◆ Records supplied:
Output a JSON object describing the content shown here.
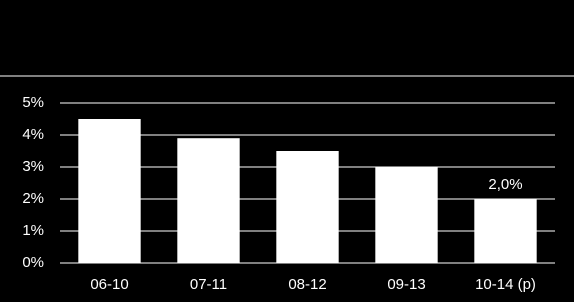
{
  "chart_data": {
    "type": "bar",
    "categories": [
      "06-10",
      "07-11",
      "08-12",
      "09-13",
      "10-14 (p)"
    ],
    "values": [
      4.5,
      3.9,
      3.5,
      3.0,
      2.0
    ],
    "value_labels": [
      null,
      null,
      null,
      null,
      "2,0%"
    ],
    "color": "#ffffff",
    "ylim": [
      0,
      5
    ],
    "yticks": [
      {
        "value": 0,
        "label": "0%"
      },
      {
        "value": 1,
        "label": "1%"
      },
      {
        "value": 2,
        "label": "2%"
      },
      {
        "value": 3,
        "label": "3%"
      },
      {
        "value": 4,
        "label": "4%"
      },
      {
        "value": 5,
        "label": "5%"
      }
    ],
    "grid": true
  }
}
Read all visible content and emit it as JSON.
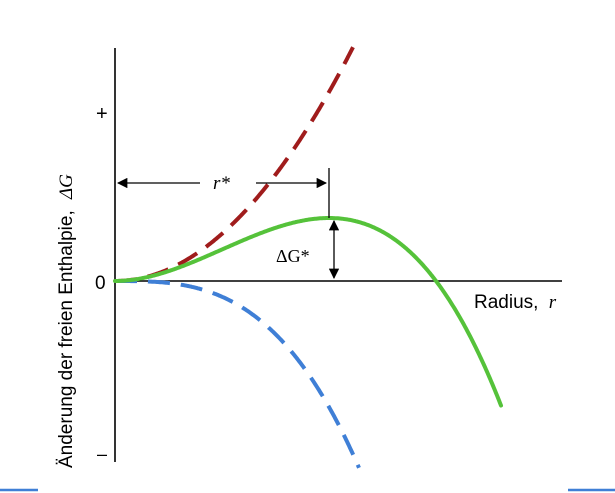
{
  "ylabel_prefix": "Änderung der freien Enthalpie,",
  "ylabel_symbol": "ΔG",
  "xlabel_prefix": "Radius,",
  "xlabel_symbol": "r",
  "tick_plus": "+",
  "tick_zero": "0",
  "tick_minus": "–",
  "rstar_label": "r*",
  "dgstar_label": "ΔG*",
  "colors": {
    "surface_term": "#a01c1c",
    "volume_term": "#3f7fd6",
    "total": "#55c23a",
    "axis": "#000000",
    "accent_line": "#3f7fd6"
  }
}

* * *

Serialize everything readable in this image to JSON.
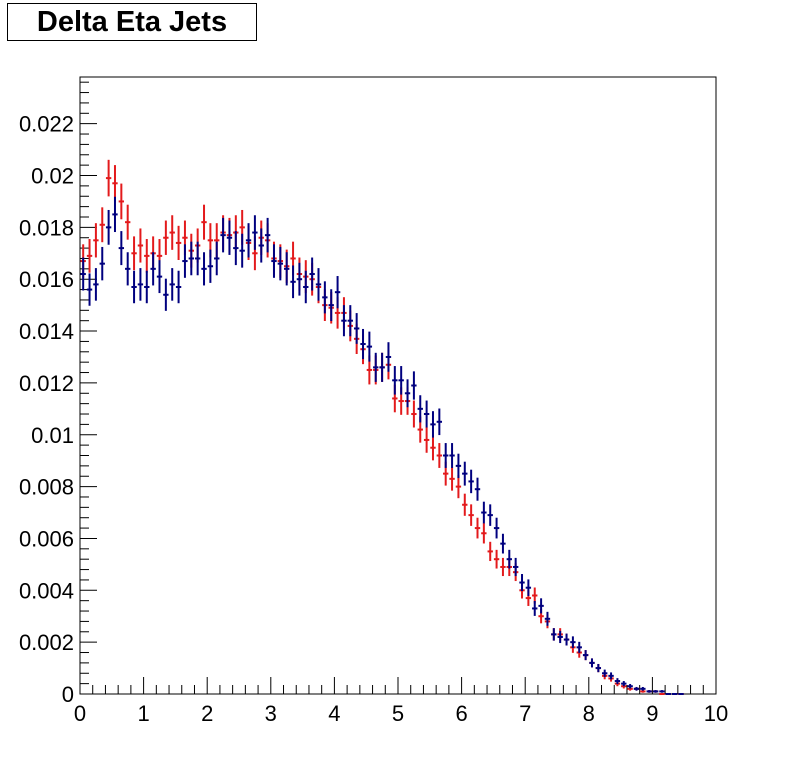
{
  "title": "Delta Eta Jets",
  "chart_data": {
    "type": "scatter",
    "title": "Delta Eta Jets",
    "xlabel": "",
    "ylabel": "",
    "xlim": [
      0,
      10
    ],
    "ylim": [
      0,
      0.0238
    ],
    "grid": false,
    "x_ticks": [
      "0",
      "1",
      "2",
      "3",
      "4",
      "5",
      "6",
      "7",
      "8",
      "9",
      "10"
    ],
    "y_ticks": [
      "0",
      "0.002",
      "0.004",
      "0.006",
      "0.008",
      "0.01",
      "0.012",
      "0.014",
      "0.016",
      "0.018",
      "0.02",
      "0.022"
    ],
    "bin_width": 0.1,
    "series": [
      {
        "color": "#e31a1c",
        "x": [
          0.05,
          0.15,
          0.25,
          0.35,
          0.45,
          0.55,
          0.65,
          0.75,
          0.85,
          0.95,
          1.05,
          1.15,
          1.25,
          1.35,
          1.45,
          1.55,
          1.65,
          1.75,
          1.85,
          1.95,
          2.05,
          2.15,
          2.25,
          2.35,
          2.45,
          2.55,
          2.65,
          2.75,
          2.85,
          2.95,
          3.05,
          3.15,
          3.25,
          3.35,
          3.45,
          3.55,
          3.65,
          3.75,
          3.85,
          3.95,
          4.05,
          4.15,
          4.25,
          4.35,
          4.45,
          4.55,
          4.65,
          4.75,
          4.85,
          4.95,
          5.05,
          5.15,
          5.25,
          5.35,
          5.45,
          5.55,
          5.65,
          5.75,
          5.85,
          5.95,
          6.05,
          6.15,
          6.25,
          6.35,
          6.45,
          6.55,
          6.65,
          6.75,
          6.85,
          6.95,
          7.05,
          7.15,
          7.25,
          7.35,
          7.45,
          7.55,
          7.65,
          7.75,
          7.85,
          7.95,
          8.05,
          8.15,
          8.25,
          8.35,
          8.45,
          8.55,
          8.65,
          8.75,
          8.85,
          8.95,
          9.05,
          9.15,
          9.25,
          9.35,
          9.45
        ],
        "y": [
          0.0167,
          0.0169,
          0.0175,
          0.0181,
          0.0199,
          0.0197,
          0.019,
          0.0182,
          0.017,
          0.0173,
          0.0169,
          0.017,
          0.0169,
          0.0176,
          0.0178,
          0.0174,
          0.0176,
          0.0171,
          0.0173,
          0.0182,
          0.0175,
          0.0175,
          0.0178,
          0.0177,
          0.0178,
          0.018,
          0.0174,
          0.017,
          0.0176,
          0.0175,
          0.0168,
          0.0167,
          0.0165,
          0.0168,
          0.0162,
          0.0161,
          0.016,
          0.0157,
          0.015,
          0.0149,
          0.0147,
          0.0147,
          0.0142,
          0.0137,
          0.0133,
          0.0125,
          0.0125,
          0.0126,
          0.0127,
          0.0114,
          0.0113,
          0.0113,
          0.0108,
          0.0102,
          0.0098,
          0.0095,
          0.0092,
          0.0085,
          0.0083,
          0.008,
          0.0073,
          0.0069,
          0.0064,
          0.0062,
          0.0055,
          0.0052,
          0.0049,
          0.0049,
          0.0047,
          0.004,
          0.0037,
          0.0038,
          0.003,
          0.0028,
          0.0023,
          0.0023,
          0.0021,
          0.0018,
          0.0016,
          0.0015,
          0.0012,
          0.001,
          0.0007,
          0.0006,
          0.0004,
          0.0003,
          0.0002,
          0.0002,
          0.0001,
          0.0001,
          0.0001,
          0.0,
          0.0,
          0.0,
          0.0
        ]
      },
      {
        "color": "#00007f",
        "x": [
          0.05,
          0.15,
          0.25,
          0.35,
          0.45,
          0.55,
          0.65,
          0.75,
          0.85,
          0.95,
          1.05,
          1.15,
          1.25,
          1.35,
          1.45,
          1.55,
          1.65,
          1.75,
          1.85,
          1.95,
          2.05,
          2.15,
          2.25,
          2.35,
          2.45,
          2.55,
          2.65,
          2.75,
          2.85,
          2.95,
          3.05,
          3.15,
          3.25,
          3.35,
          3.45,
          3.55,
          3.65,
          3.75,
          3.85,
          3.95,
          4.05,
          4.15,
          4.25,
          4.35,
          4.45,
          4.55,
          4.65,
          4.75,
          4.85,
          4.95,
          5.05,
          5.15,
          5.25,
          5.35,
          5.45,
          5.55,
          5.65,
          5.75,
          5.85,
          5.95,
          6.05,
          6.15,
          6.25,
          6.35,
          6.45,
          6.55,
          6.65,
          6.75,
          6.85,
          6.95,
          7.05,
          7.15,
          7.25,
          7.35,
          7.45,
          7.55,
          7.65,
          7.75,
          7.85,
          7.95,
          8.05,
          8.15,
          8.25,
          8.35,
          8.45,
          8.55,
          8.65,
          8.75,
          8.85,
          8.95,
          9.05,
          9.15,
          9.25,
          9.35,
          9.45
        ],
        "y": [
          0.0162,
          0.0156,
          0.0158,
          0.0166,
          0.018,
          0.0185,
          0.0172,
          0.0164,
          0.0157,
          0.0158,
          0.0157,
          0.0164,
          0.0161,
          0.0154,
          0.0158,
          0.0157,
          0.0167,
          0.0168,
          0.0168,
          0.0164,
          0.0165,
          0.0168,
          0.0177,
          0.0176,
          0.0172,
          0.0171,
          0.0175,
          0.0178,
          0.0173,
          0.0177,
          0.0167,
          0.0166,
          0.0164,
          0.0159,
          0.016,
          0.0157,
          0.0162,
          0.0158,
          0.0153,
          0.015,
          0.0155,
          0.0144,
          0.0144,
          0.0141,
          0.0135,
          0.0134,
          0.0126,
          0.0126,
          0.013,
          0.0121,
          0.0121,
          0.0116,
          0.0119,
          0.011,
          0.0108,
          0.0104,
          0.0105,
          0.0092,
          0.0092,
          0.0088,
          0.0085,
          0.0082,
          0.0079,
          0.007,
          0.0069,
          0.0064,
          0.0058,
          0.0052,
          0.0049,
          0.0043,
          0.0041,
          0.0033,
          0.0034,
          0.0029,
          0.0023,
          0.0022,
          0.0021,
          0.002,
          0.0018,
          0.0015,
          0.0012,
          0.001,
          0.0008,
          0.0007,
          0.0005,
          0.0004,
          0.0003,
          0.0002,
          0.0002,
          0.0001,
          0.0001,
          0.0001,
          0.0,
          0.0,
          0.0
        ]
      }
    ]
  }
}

◆ Exercise directions: Pull every line containing "content" out of the records.

◆ Written reply:
Output a JSON object describing the content shown here.
Read all visible content and emit it as JSON.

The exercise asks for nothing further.